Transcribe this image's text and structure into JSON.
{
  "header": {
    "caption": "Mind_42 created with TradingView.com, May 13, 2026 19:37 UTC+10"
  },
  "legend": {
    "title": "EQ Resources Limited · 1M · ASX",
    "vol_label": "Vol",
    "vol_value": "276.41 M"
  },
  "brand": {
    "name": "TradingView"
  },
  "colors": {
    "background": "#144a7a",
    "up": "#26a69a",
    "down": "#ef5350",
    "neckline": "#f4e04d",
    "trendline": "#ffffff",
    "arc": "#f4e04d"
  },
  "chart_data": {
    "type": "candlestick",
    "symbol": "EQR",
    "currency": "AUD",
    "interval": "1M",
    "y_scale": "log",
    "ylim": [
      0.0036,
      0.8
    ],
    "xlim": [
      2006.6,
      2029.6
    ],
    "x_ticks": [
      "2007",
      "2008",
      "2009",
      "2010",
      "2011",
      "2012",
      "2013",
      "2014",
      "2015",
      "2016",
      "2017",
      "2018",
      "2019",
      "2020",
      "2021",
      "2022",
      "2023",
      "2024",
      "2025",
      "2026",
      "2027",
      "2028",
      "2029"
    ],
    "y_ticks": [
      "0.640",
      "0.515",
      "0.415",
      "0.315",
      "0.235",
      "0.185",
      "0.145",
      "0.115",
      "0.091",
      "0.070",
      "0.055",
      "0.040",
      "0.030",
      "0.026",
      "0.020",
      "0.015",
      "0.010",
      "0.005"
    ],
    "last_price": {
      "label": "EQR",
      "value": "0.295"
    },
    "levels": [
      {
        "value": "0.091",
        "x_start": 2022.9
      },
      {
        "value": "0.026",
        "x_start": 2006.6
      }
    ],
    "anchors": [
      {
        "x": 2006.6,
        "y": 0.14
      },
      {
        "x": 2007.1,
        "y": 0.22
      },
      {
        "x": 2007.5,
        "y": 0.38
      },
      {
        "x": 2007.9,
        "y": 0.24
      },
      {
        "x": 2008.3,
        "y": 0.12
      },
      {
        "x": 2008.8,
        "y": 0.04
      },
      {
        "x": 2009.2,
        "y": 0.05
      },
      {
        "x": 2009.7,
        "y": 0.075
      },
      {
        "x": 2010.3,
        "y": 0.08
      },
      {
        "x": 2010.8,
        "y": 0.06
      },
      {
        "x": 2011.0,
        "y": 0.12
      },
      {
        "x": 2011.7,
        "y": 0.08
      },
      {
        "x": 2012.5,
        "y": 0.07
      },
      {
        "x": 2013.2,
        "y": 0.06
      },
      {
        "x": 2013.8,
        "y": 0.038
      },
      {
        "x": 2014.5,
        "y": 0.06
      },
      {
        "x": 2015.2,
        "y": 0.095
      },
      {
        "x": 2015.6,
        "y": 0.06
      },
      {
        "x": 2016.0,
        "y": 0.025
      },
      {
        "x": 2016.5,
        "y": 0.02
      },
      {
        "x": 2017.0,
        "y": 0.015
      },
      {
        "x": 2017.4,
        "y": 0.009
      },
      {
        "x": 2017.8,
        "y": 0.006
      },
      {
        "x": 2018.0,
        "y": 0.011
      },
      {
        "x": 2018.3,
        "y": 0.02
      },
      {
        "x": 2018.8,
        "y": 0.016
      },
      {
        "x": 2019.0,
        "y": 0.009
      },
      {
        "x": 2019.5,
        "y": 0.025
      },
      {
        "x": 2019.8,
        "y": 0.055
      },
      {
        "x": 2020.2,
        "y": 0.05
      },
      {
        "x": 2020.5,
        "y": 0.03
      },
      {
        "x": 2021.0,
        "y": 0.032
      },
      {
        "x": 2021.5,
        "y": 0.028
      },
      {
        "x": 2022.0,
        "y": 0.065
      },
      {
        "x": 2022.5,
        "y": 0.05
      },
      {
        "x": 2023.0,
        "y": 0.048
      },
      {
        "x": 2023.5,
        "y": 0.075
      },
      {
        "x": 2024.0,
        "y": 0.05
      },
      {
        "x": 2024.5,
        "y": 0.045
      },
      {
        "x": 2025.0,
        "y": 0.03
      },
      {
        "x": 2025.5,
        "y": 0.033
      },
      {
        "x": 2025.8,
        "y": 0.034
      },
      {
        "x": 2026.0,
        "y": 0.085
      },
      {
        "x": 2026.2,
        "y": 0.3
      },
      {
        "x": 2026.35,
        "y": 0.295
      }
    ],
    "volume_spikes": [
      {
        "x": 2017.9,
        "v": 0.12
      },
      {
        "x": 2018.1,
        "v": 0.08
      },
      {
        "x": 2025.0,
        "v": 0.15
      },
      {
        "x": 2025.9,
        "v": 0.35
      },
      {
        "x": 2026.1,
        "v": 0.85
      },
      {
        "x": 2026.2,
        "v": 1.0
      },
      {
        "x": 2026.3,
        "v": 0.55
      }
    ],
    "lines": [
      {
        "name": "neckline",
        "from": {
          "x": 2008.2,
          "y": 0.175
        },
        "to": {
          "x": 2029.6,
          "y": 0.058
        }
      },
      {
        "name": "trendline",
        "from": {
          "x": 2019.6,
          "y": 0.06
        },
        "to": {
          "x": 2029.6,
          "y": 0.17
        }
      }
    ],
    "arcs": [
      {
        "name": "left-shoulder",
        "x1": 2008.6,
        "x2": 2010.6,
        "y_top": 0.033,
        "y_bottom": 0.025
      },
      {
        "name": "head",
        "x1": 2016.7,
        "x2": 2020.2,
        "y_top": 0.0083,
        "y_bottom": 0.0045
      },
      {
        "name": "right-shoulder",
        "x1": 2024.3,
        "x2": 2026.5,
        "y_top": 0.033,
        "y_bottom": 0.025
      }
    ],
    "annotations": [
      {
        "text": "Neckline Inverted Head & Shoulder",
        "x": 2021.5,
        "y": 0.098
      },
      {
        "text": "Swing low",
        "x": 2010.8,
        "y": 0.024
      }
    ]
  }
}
........
All of the data must be returned exactly.

OUTPUT ▸
Transcribe this image's text and structure into JSON.
{
  "header": {
    "caption": "Mind_42 created with TradingView.com, May 13, 2026 19:37 UTC+10"
  },
  "legend": {
    "title": "EQ Resources Limited · 1M · ASX",
    "vol_label": "Vol",
    "vol_value": "276.41 M"
  },
  "brand": {
    "name": "TradingView"
  },
  "colors": {
    "background": "#144a7a",
    "up": "#26a69a",
    "down": "#ef5350",
    "neckline": "#f4e04d",
    "trendline": "#ffffff",
    "arc": "#f4e04d"
  },
  "chart_data": {
    "type": "candlestick",
    "symbol": "EQR",
    "currency": "AUD",
    "interval": "1M",
    "y_scale": "log",
    "ylim": [
      0.0036,
      0.8
    ],
    "xlim": [
      2006.6,
      2029.6
    ],
    "x_ticks": [
      "2007",
      "2008",
      "2009",
      "2010",
      "2011",
      "2012",
      "2013",
      "2014",
      "2015",
      "2016",
      "2017",
      "2018",
      "2019",
      "2020",
      "2021",
      "2022",
      "2023",
      "2024",
      "2025",
      "2026",
      "2027",
      "2028",
      "2029"
    ],
    "y_ticks": [
      "0.640",
      "0.515",
      "0.415",
      "0.315",
      "0.235",
      "0.185",
      "0.145",
      "0.115",
      "0.091",
      "0.070",
      "0.055",
      "0.040",
      "0.030",
      "0.026",
      "0.020",
      "0.015",
      "0.010",
      "0.005"
    ],
    "last_price": {
      "label": "EQR",
      "value": "0.295"
    },
    "levels": [
      {
        "value": "0.091",
        "x_start": 2022.9
      },
      {
        "value": "0.026",
        "x_start": 2006.6
      }
    ],
    "anchors": [
      {
        "x": 2006.6,
        "y": 0.14
      },
      {
        "x": 2007.1,
        "y": 0.22
      },
      {
        "x": 2007.5,
        "y": 0.38
      },
      {
        "x": 2007.9,
        "y": 0.24
      },
      {
        "x": 2008.3,
        "y": 0.12
      },
      {
        "x": 2008.8,
        "y": 0.04
      },
      {
        "x": 2009.2,
        "y": 0.05
      },
      {
        "x": 2009.7,
        "y": 0.075
      },
      {
        "x": 2010.3,
        "y": 0.08
      },
      {
        "x": 2010.8,
        "y": 0.06
      },
      {
        "x": 2011.0,
        "y": 0.12
      },
      {
        "x": 2011.7,
        "y": 0.08
      },
      {
        "x": 2012.5,
        "y": 0.07
      },
      {
        "x": 2013.2,
        "y": 0.06
      },
      {
        "x": 2013.8,
        "y": 0.038
      },
      {
        "x": 2014.5,
        "y": 0.06
      },
      {
        "x": 2015.2,
        "y": 0.095
      },
      {
        "x": 2015.6,
        "y": 0.06
      },
      {
        "x": 2016.0,
        "y": 0.025
      },
      {
        "x": 2016.5,
        "y": 0.02
      },
      {
        "x": 2017.0,
        "y": 0.015
      },
      {
        "x": 2017.4,
        "y": 0.009
      },
      {
        "x": 2017.8,
        "y": 0.006
      },
      {
        "x": 2018.0,
        "y": 0.011
      },
      {
        "x": 2018.3,
        "y": 0.02
      },
      {
        "x": 2018.8,
        "y": 0.016
      },
      {
        "x": 2019.0,
        "y": 0.009
      },
      {
        "x": 2019.5,
        "y": 0.025
      },
      {
        "x": 2019.8,
        "y": 0.055
      },
      {
        "x": 2020.2,
        "y": 0.05
      },
      {
        "x": 2020.5,
        "y": 0.03
      },
      {
        "x": 2021.0,
        "y": 0.032
      },
      {
        "x": 2021.5,
        "y": 0.028
      },
      {
        "x": 2022.0,
        "y": 0.065
      },
      {
        "x": 2022.5,
        "y": 0.05
      },
      {
        "x": 2023.0,
        "y": 0.048
      },
      {
        "x": 2023.5,
        "y": 0.075
      },
      {
        "x": 2024.0,
        "y": 0.05
      },
      {
        "x": 2024.5,
        "y": 0.045
      },
      {
        "x": 2025.0,
        "y": 0.03
      },
      {
        "x": 2025.5,
        "y": 0.033
      },
      {
        "x": 2025.8,
        "y": 0.034
      },
      {
        "x": 2026.0,
        "y": 0.085
      },
      {
        "x": 2026.2,
        "y": 0.3
      },
      {
        "x": 2026.35,
        "y": 0.295
      }
    ],
    "volume_spikes": [
      {
        "x": 2017.9,
        "v": 0.12
      },
      {
        "x": 2018.1,
        "v": 0.08
      },
      {
        "x": 2025.0,
        "v": 0.15
      },
      {
        "x": 2025.9,
        "v": 0.35
      },
      {
        "x": 2026.1,
        "v": 0.85
      },
      {
        "x": 2026.2,
        "v": 1.0
      },
      {
        "x": 2026.3,
        "v": 0.55
      }
    ],
    "lines": [
      {
        "name": "neckline",
        "from": {
          "x": 2008.2,
          "y": 0.175
        },
        "to": {
          "x": 2029.6,
          "y": 0.058
        }
      },
      {
        "name": "trendline",
        "from": {
          "x": 2019.6,
          "y": 0.06
        },
        "to": {
          "x": 2029.6,
          "y": 0.17
        }
      }
    ],
    "arcs": [
      {
        "name": "left-shoulder",
        "x1": 2008.6,
        "x2": 2010.6,
        "y_top": 0.033,
        "y_bottom": 0.025
      },
      {
        "name": "head",
        "x1": 2016.7,
        "x2": 2020.2,
        "y_top": 0.0083,
        "y_bottom": 0.0045
      },
      {
        "name": "right-shoulder",
        "x1": 2024.3,
        "x2": 2026.5,
        "y_top": 0.033,
        "y_bottom": 0.025
      }
    ],
    "annotations": [
      {
        "text": "Neckline Inverted Head & Shoulder",
        "x": 2021.5,
        "y": 0.098
      },
      {
        "text": "Swing low",
        "x": 2010.8,
        "y": 0.024
      }
    ]
  }
}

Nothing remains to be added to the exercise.